(begin)
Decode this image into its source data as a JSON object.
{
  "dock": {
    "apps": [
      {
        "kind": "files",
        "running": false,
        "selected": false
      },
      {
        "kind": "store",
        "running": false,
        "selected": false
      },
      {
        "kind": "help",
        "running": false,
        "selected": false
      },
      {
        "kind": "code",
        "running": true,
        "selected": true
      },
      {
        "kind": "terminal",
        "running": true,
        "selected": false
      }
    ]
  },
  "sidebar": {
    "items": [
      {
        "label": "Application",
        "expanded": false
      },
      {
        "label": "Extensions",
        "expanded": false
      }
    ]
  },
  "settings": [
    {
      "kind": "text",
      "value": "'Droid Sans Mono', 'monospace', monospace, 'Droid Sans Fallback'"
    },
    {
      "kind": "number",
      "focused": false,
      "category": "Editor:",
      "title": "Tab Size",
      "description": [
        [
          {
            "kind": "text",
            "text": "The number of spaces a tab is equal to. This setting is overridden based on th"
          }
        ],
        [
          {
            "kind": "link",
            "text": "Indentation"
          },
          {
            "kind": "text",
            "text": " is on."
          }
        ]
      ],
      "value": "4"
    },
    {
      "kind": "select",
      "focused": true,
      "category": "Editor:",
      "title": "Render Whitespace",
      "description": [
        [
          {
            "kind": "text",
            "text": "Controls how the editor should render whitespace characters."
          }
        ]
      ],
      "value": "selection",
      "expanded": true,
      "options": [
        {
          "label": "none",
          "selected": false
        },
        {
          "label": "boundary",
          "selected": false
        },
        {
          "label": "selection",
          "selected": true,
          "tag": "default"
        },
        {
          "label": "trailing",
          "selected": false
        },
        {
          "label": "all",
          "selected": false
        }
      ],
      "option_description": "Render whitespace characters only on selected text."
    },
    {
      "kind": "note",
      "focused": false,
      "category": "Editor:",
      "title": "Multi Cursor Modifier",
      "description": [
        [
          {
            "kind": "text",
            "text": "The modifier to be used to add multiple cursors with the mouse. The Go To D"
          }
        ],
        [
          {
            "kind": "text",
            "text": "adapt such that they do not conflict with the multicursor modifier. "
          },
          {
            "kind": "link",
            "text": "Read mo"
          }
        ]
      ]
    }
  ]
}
(end)
• REQUIREMENTS
Only lines that contain the word "with" are wanted; copy each of them.

• THE SOLUTION
            "text": "The modifier to be used to add multiple cursors with the mouse. The Go To D"
            "text": "adapt such that they do not conflict with the multicursor modifier. "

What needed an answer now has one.